▸ Aim of the exercise:
List, from the lines below, each one with "sensor" in it.

▸ Input material:
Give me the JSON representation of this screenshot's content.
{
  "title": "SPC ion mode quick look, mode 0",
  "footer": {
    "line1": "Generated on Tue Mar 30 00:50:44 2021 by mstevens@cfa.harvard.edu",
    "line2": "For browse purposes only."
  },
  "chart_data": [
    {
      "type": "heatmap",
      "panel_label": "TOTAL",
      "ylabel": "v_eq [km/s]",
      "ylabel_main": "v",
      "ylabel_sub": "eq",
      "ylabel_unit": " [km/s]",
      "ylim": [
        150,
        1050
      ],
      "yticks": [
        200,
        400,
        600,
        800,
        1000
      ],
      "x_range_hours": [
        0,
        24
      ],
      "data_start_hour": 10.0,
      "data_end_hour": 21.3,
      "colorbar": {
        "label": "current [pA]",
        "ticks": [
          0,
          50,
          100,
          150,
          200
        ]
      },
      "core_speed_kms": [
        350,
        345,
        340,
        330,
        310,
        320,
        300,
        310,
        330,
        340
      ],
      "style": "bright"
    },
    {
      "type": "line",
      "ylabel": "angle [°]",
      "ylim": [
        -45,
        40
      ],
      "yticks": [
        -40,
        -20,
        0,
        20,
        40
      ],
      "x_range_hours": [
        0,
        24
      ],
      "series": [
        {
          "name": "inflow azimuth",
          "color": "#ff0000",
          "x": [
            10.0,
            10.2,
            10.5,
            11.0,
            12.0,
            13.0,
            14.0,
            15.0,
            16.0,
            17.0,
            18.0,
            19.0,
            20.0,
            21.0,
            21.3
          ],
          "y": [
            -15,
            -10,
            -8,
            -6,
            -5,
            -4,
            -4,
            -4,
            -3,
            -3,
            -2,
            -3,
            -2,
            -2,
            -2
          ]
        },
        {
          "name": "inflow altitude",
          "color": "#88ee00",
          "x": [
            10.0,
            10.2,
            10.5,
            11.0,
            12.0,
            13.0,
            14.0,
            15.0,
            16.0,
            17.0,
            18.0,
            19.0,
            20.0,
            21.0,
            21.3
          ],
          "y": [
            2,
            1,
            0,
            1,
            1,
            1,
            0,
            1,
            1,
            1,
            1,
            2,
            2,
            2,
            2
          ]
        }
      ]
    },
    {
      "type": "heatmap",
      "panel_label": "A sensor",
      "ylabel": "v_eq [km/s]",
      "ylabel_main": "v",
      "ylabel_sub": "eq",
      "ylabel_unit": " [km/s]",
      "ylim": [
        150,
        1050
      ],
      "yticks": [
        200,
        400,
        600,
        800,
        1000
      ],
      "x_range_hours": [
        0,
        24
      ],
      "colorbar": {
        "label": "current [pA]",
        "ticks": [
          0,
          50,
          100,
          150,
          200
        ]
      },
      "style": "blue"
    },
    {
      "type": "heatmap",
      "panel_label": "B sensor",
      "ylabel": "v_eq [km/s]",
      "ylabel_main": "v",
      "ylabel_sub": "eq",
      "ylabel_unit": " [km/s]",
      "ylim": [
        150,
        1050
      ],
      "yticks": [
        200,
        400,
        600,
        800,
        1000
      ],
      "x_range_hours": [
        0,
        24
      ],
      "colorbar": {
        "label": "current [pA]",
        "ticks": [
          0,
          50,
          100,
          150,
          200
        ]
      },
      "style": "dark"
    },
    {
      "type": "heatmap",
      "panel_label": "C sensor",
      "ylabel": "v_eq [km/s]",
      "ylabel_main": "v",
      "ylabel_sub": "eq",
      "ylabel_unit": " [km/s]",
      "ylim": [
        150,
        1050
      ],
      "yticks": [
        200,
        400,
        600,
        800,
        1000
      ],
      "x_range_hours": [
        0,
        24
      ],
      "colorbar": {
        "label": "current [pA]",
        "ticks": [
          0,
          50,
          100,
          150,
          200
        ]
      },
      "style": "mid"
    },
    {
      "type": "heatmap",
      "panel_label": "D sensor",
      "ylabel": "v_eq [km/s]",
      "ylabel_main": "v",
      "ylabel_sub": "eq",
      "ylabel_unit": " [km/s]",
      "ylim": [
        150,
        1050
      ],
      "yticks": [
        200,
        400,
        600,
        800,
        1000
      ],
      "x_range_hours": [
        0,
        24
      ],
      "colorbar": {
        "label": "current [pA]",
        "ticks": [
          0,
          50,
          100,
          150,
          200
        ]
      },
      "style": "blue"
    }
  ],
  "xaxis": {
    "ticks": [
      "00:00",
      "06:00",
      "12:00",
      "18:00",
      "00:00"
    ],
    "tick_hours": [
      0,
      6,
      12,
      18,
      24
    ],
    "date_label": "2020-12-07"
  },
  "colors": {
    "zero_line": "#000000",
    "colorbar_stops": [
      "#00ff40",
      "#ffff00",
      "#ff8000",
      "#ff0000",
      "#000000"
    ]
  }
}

▸ Solved problem:
      "panel_label": "A sensor",
      "panel_label": "B sensor",
      "panel_label": "C sensor",
      "panel_label": "D sensor",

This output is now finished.